## BEGIN EXERCISE MATERIALS

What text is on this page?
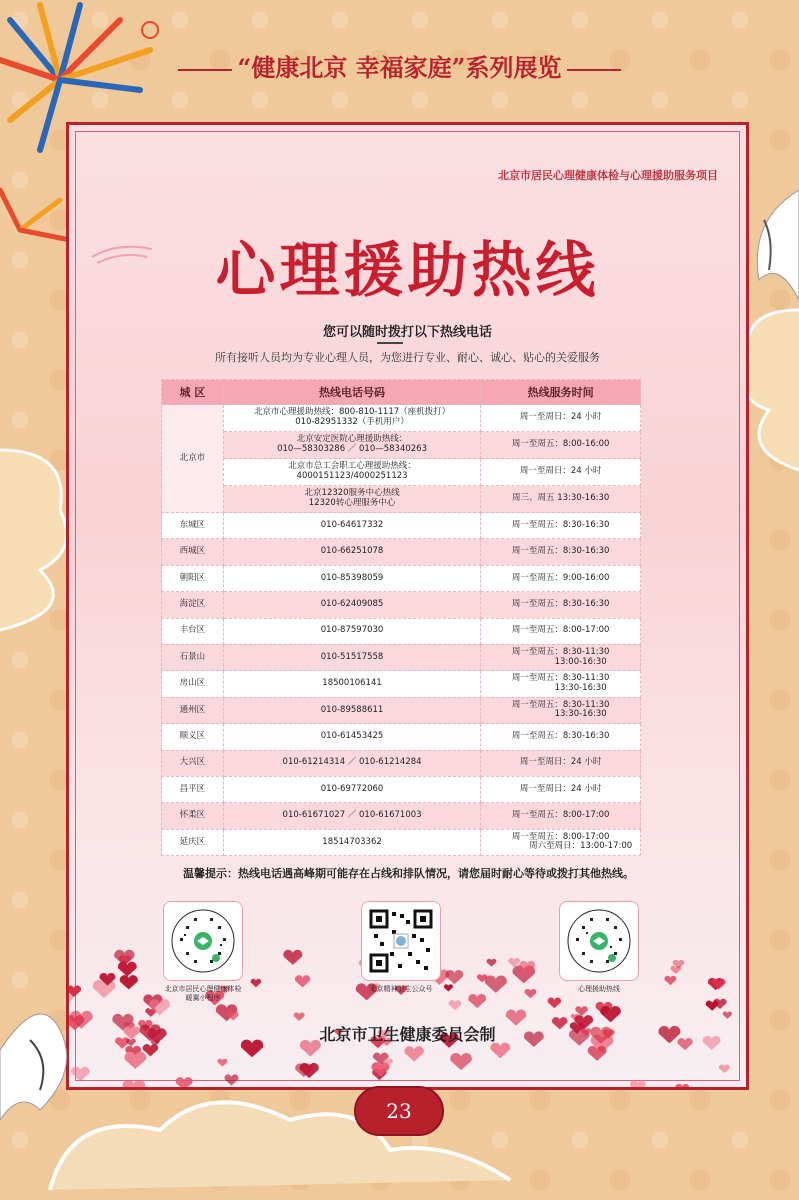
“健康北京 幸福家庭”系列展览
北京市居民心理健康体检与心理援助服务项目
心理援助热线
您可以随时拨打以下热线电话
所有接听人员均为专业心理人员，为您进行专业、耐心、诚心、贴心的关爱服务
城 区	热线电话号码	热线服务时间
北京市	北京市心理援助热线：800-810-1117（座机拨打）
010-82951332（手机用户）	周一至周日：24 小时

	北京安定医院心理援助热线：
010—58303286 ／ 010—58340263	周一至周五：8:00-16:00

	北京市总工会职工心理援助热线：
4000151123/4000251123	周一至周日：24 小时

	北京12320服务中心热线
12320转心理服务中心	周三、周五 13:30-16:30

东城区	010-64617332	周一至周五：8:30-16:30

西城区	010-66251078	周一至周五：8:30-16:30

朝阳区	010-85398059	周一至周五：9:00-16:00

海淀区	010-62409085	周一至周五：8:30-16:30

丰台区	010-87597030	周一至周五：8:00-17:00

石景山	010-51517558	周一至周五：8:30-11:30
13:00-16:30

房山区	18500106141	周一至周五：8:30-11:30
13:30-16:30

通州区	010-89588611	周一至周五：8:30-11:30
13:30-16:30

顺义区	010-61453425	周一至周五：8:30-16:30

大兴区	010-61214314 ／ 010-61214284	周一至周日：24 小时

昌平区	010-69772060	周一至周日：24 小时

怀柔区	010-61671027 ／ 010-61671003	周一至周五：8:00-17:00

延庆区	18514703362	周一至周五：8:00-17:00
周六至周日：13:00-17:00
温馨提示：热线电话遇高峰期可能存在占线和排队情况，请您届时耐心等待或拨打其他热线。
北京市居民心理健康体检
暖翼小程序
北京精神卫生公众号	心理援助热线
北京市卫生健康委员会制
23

## END EXERCISE MATERIALS

JOB >> Among the entries above, how many lines hold the string "周一至周日"? Give the number by itself.

ANSWER FOR THIS EXERCISE >> 4